> [Written problem]: Update the lines starting at the one containing "- trace: [104, 591, 423, 602]" and ending at the one containing "- trace: [478, 521, 809, 534]", changing "x-tick-label" to "x-axis-tick" and leaving everything else unchanged. Give back only those lines.
:: Task input
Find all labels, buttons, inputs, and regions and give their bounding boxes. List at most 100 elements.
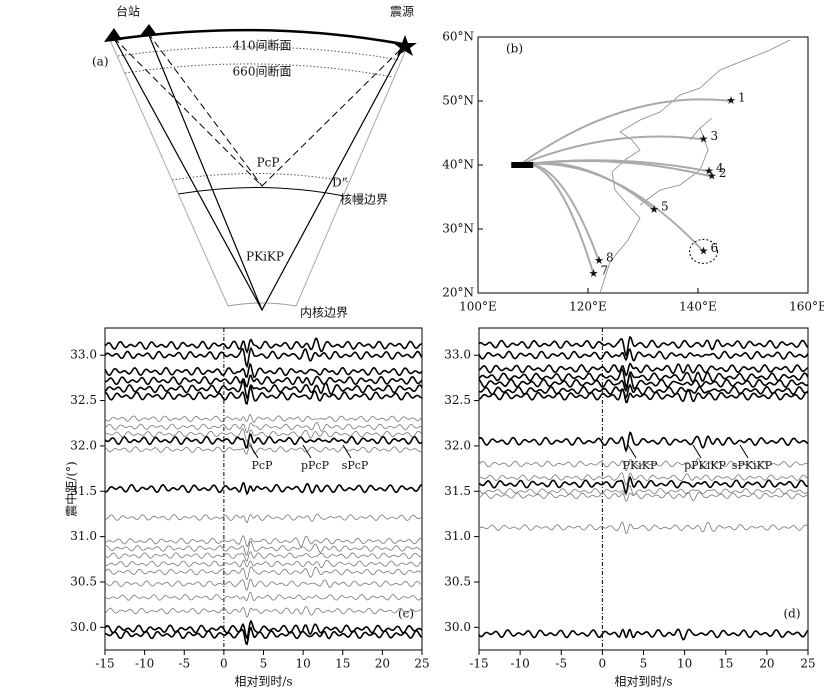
- trace: [104, 591, 423, 602]
- y-tick-label: 31.5: [444, 484, 471, 498]
- source-icon: [393, 35, 417, 56]
- x-tick-label: -15: [95, 657, 114, 671]
- x-tick-label: 10: [677, 657, 692, 671]
- station-cluster: [511, 162, 534, 168]
- y-tick-label: 31.0: [70, 529, 97, 543]
- phase-label: PcP: [252, 459, 274, 472]
- x-axis-label: 相对到时/s: [234, 675, 292, 689]
- y-tick-label: 30.5: [444, 574, 471, 588]
- phase-arrow: [627, 444, 637, 459]
- x-tick-label: -5: [555, 657, 567, 671]
- trace: [104, 379, 423, 400]
- event-marker: ★: [707, 170, 717, 183]
- panel-label: (a): [92, 55, 109, 69]
- event-label: 8: [606, 251, 614, 265]
- event-label: 1: [738, 91, 746, 105]
- trace: [104, 565, 423, 581]
- x-tick-label: 0: [599, 657, 607, 671]
- trace: [104, 540, 423, 556]
- trace: [478, 521, 809, 534]
- x-tick-label: -5: [178, 657, 190, 671]
- x-tick-label: -10: [135, 657, 154, 671]
- trace: [104, 551, 423, 562]
- x-tick-label: 25: [800, 657, 815, 671]
- layer-label: 核幔边界: [340, 192, 388, 207]
- x-tick-label: 0: [220, 657, 228, 671]
- y-tick-label: 31.0: [444, 529, 471, 543]
- y-tick-label: 31.5: [70, 484, 97, 498]
- trace: [104, 619, 423, 641]
- station-icon: [104, 24, 157, 42]
- event-marker: ★: [704, 164, 714, 177]
- trace: [104, 421, 423, 434]
- y-axis-label: 震中距/(°): [64, 461, 79, 516]
- event-marker: ★: [589, 267, 599, 280]
- y-tick-label: 32.0: [70, 438, 97, 452]
- layer-label: 410间断面: [233, 38, 292, 53]
- phase-arrow: [692, 444, 702, 459]
- y-tick-label: 40°N: [442, 158, 474, 172]
- trace: [104, 428, 423, 443]
- layer-label: 内核边界: [300, 306, 348, 320]
- coastline: [599, 39, 791, 294]
- y-tick-label: 50°N: [442, 94, 474, 108]
- ray-path: [519, 162, 705, 253]
- x-tick-label: 160°E: [789, 300, 824, 314]
- phase-label: PKiKP: [246, 250, 284, 264]
- event-marker: ★: [649, 203, 659, 216]
- trace: [478, 431, 809, 453]
- trace: [104, 513, 423, 524]
- y-tick-label: 33.0: [444, 348, 471, 362]
- event-label: 7: [601, 263, 609, 277]
- event-highlight: [689, 238, 718, 264]
- trace: [478, 491, 809, 502]
- x-tick-label: 10: [295, 657, 310, 671]
- trace: [478, 367, 809, 388]
- trace: [478, 388, 809, 404]
- x-tick-label: 15: [335, 657, 350, 671]
- x-tick-label: 20: [759, 657, 774, 671]
- trace: [104, 337, 422, 354]
- y-tick-label: 60°N: [442, 30, 474, 44]
- panel-a-drawing: [104, 24, 417, 312]
- trace: [104, 578, 423, 591]
- x-tick-label: 5: [260, 657, 268, 671]
- x-tick-label: -15: [469, 657, 488, 671]
- trace: [104, 386, 422, 405]
- trace: [478, 475, 809, 495]
- trace: [104, 374, 423, 388]
- event-label: 4: [716, 161, 724, 175]
- x-tick-label: 120°E: [569, 300, 607, 314]
- source-label: 震源: [390, 5, 414, 19]
- d660-line: [124, 63, 394, 78]
- event-marker: ★: [594, 254, 604, 267]
- y-tick-label: 32.0: [444, 438, 471, 452]
- icb-line: [227, 302, 297, 307]
- trace: [478, 372, 809, 393]
- phase-label: pPKiKP: [684, 459, 726, 472]
- trace: [478, 335, 809, 358]
- phase-arrow: [739, 444, 749, 459]
- y-tick-label: 30.5: [70, 574, 97, 588]
- trace: [478, 472, 809, 486]
- x-tick-label: 100°E: [459, 300, 497, 314]
- phase-label: pPcP: [301, 459, 330, 472]
- trace: [104, 535, 423, 548]
- earth-sector: [109, 39, 409, 307]
- x-tick-label: 140°E: [679, 300, 717, 314]
- x-tick-label: -10: [510, 657, 529, 671]
- trace: [478, 362, 809, 377]
- phase-label: PcP: [257, 156, 280, 170]
- trace: [104, 442, 423, 455]
- event-label: 2: [719, 166, 727, 180]
- y-tick-label: 30.0: [70, 620, 97, 634]
- phase-label: sPKiKP: [732, 459, 773, 472]
- trace: [104, 362, 423, 379]
- panel-label: (b): [506, 42, 523, 56]
- event-marker: ★: [726, 94, 736, 107]
- trace: [105, 626, 423, 646]
- phase-arrow: [249, 444, 259, 459]
- x-tick-label: 15: [718, 657, 733, 671]
- x-tick-label: 25: [414, 657, 429, 671]
- ray-path: [518, 135, 704, 166]
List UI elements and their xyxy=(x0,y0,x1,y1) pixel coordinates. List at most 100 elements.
::::
> [Output of the task]:
- trace: [104, 591, 423, 602]
- y-tick-label: 31.5: [444, 484, 471, 498]
- source-icon: [393, 35, 417, 56]
- x-axis-tick: -15: [95, 657, 114, 671]
- x-axis-tick: 10: [677, 657, 692, 671]
- station-cluster: [511, 162, 534, 168]
- y-tick-label: 31.0: [70, 529, 97, 543]
- phase-label: PcP: [252, 459, 274, 472]
- x-axis-label: 相对到时/s: [234, 675, 292, 689]
- y-tick-label: 30.5: [444, 574, 471, 588]
- phase-arrow: [627, 444, 637, 459]
- x-axis-tick: -5: [555, 657, 567, 671]
- trace: [104, 379, 423, 400]
- event-marker: ★: [707, 170, 717, 183]
- panel-label: (a): [92, 55, 109, 69]
- event-label: 8: [606, 251, 614, 265]
- event-label: 1: [738, 91, 746, 105]
- trace: [104, 565, 423, 581]
- x-axis-tick: 0: [599, 657, 607, 671]
- trace: [104, 540, 423, 556]
- trace: [478, 521, 809, 534]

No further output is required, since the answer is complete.